(GIVEN INSTRUCTION) Extract each record and reproduce it exactly.

[Figure record listings]
┌──

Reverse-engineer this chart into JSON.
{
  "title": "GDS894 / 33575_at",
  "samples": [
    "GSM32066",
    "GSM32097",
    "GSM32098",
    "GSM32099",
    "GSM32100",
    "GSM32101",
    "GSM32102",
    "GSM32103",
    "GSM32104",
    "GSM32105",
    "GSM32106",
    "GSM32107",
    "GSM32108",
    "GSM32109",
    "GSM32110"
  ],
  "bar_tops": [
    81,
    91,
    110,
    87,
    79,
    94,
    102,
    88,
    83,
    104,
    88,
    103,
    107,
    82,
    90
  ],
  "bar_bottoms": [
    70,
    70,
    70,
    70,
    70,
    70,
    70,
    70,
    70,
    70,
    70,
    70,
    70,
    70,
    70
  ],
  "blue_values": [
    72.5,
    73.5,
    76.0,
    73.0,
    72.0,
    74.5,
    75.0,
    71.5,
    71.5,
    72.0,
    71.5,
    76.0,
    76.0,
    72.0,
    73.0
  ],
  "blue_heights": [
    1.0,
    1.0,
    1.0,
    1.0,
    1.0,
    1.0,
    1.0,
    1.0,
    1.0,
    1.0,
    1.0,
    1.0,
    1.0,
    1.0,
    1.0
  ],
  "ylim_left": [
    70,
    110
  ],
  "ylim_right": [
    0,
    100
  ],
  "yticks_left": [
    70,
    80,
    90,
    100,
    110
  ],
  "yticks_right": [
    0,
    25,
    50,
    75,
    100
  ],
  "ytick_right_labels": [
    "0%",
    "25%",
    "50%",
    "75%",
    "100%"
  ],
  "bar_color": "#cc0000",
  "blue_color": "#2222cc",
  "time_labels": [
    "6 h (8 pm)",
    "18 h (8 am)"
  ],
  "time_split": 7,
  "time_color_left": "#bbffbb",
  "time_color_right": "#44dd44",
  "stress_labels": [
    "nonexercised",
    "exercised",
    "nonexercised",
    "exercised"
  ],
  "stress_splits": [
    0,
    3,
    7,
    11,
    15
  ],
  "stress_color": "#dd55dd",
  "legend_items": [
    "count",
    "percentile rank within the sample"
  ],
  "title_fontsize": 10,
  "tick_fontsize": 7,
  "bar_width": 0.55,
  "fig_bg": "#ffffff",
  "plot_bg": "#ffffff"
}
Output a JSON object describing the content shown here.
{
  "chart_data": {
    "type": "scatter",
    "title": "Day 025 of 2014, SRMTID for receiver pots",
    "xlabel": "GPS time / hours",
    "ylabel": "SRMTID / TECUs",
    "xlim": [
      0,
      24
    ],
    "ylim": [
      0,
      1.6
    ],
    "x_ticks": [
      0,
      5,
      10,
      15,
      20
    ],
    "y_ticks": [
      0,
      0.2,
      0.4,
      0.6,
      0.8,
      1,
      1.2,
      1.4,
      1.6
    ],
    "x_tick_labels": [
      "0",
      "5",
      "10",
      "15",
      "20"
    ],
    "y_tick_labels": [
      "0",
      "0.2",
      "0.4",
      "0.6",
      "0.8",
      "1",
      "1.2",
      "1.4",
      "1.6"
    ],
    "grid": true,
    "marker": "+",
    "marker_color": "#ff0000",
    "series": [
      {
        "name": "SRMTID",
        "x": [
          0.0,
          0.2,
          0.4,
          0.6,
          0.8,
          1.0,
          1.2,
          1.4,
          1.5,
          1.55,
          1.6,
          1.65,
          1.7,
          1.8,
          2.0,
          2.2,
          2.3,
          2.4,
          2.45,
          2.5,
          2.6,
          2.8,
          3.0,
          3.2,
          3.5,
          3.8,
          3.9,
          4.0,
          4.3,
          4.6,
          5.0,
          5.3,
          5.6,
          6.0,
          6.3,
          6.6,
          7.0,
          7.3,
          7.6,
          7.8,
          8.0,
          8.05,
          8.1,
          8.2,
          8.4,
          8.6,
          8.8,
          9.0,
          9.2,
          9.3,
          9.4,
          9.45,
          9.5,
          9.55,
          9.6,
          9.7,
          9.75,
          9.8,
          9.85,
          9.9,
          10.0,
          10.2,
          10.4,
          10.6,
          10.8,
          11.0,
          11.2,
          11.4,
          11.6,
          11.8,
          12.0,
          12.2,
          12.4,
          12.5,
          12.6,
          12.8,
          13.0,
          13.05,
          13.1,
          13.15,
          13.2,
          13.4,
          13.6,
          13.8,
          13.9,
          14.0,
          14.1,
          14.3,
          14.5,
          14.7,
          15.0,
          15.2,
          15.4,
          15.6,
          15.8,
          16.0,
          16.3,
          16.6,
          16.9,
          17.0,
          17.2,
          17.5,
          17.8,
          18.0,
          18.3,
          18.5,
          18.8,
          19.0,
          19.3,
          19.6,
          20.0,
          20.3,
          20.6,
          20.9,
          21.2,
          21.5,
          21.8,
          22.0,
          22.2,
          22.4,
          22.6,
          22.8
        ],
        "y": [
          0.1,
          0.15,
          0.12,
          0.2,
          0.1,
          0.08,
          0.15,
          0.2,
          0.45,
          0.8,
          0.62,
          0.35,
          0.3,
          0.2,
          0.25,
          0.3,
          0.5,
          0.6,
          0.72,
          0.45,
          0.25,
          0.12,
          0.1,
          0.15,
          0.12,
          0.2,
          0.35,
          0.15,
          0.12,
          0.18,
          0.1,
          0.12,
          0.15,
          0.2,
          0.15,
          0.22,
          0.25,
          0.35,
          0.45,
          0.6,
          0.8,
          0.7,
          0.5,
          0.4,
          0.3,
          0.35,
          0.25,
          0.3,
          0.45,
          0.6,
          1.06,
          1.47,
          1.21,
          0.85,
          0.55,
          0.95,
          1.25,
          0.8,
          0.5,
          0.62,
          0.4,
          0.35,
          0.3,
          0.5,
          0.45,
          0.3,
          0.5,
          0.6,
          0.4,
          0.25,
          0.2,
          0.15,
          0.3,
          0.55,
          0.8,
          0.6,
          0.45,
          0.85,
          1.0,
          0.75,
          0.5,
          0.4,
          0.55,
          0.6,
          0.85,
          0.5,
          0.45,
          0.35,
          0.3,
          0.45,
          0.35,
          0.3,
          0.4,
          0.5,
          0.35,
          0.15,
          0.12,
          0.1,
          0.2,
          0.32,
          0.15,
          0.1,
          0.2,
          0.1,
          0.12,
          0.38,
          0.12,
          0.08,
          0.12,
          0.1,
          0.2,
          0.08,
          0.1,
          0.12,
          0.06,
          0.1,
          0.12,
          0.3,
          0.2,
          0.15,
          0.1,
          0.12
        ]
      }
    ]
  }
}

└──

(OUTPUT BELOW)
Reverse-engineer this chart into JSON.
{
  "title": "GDS894 / 33575_at",
  "samples": [
    "GSM32066",
    "GSM32097",
    "GSM32098",
    "GSM32099",
    "GSM32100",
    "GSM32101",
    "GSM32102",
    "GSM32103",
    "GSM32104",
    "GSM32105",
    "GSM32106",
    "GSM32107",
    "GSM32108",
    "GSM32109",
    "GSM32110"
  ],
  "bar_tops": [
    81,
    91,
    110,
    87,
    79,
    94,
    102,
    88,
    83,
    104,
    88,
    103,
    107,
    82,
    90
  ],
  "bar_bottoms": [
    70,
    70,
    70,
    70,
    70,
    70,
    70,
    70,
    70,
    70,
    70,
    70,
    70,
    70,
    70
  ],
  "blue_values": [
    72.5,
    73.5,
    76.0,
    73.0,
    72.0,
    74.5,
    75.0,
    71.5,
    71.5,
    72.0,
    71.5,
    76.0,
    76.0,
    72.0,
    73.0
  ],
  "blue_heights": [
    1.0,
    1.0,
    1.0,
    1.0,
    1.0,
    1.0,
    1.0,
    1.0,
    1.0,
    1.0,
    1.0,
    1.0,
    1.0,
    1.0,
    1.0
  ],
  "ylim_left": [
    70,
    110
  ],
  "ylim_right": [
    0,
    100
  ],
  "yticks_left": [
    70,
    80,
    90,
    100,
    110
  ],
  "yticks_right": [
    0,
    25,
    50,
    75,
    100
  ],
  "ytick_right_labels": [
    "0%",
    "25%",
    "50%",
    "75%",
    "100%"
  ],
  "bar_color": "#cc0000",
  "blue_color": "#2222cc",
  "time_labels": [
    "6 h (8 pm)",
    "18 h (8 am)"
  ],
  "time_split": 7,
  "time_color_left": "#bbffbb",
  "time_color_right": "#44dd44",
  "stress_labels": [
    "nonexercised",
    "exercised",
    "nonexercised",
    "exercised"
  ],
  "stress_splits": [
    0,
    3,
    7,
    11,
    15
  ],
  "stress_color": "#dd55dd",
  "legend_items": [
    "count",
    "percentile rank within the sample"
  ],
  "title_fontsize": 10,
  "tick_fontsize": 7,
  "bar_width": 0.55,
  "fig_bg": "#ffffff",
  "plot_bg": "#ffffff"
}
Output a JSON object describing the content shown here.
{
  "chart_data": {
    "type": "scatter",
    "title": "Day 025 of 2014, SRMTID for receiver pots",
    "xlabel": "GPS time / hours",
    "ylabel": "SRMTID / TECUs",
    "xlim": [
      0,
      24
    ],
    "ylim": [
      0,
      1.6
    ],
    "x_ticks": [
      0,
      5,
      10,
      15,
      20
    ],
    "y_ticks": [
      0,
      0.2,
      0.4,
      0.6,
      0.8,
      1,
      1.2,
      1.4,
      1.6
    ],
    "x_tick_labels": [
      "0",
      "5",
      "10",
      "15",
      "20"
    ],
    "y_tick_labels": [
      "0",
      "0.2",
      "0.4",
      "0.6",
      "0.8",
      "1",
      "1.2",
      "1.4",
      "1.6"
    ],
    "grid": true,
    "marker": "+",
    "marker_color": "#ff0000",
    "series": [
      {
        "name": "SRMTID",
        "x": [
          0.0,
          0.2,
          0.4,
          0.6,
          0.8,
          1.0,
          1.2,
          1.4,
          1.5,
          1.55,
          1.6,
          1.65,
          1.7,
          1.8,
          2.0,
          2.2,
          2.3,
          2.4,
          2.45,
          2.5,
          2.6,
          2.8,
          3.0,
          3.2,
          3.5,
          3.8,
          3.9,
          4.0,
          4.3,
          4.6,
          5.0,
          5.3,
          5.6,
          6.0,
          6.3,
          6.6,
          7.0,
          7.3,
          7.6,
          7.8,
          8.0,
          8.05,
          8.1,
          8.2,
          8.4,
          8.6,
          8.8,
          9.0,
          9.2,
          9.3,
          9.4,
          9.45,
          9.5,
          9.55,
          9.6,
          9.7,
          9.75,
          9.8,
          9.85,
          9.9,
          10.0,
          10.2,
          10.4,
          10.6,
          10.8,
          11.0,
          11.2,
          11.4,
          11.6,
          11.8,
          12.0,
          12.2,
          12.4,
          12.5,
          12.6,
          12.8,
          13.0,
          13.05,
          13.1,
          13.15,
          13.2,
          13.4,
          13.6,
          13.8,
          13.9,
          14.0,
          14.1,
          14.3,
          14.5,
          14.7,
          15.0,
          15.2,
          15.4,
          15.6,
          15.8,
          16.0,
          16.3,
          16.6,
          16.9,
          17.0,
          17.2,
          17.5,
          17.8,
          18.0,
          18.3,
          18.5,
          18.8,
          19.0,
          19.3,
          19.6,
          20.0,
          20.3,
          20.6,
          20.9,
          21.2,
          21.5,
          21.8,
          22.0,
          22.2,
          22.4,
          22.6,
          22.8
        ],
        "y": [
          0.1,
          0.15,
          0.12,
          0.2,
          0.1,
          0.08,
          0.15,
          0.2,
          0.45,
          0.8,
          0.62,
          0.35,
          0.3,
          0.2,
          0.25,
          0.3,
          0.5,
          0.6,
          0.72,
          0.45,
          0.25,
          0.12,
          0.1,
          0.15,
          0.12,
          0.2,
          0.35,
          0.15,
          0.12,
          0.18,
          0.1,
          0.12,
          0.15,
          0.2,
          0.15,
          0.22,
          0.25,
          0.35,
          0.45,
          0.6,
          0.8,
          0.7,
          0.5,
          0.4,
          0.3,
          0.35,
          0.25,
          0.3,
          0.45,
          0.6,
          1.06,
          1.47,
          1.21,
          0.85,
          0.55,
          0.95,
          1.25,
          0.8,
          0.5,
          0.62,
          0.4,
          0.35,
          0.3,
          0.5,
          0.45,
          0.3,
          0.5,
          0.6,
          0.4,
          0.25,
          0.2,
          0.15,
          0.3,
          0.55,
          0.8,
          0.6,
          0.45,
          0.85,
          1.0,
          0.75,
          0.5,
          0.4,
          0.55,
          0.6,
          0.85,
          0.5,
          0.45,
          0.35,
          0.3,
          0.45,
          0.35,
          0.3,
          0.4,
          0.5,
          0.35,
          0.15,
          0.12,
          0.1,
          0.2,
          0.32,
          0.15,
          0.1,
          0.2,
          0.1,
          0.12,
          0.38,
          0.12,
          0.08,
          0.12,
          0.1,
          0.2,
          0.08,
          0.1,
          0.12,
          0.06,
          0.1,
          0.12,
          0.3,
          0.2,
          0.15,
          0.1,
          0.12
        ]
      }
    ]
  }
}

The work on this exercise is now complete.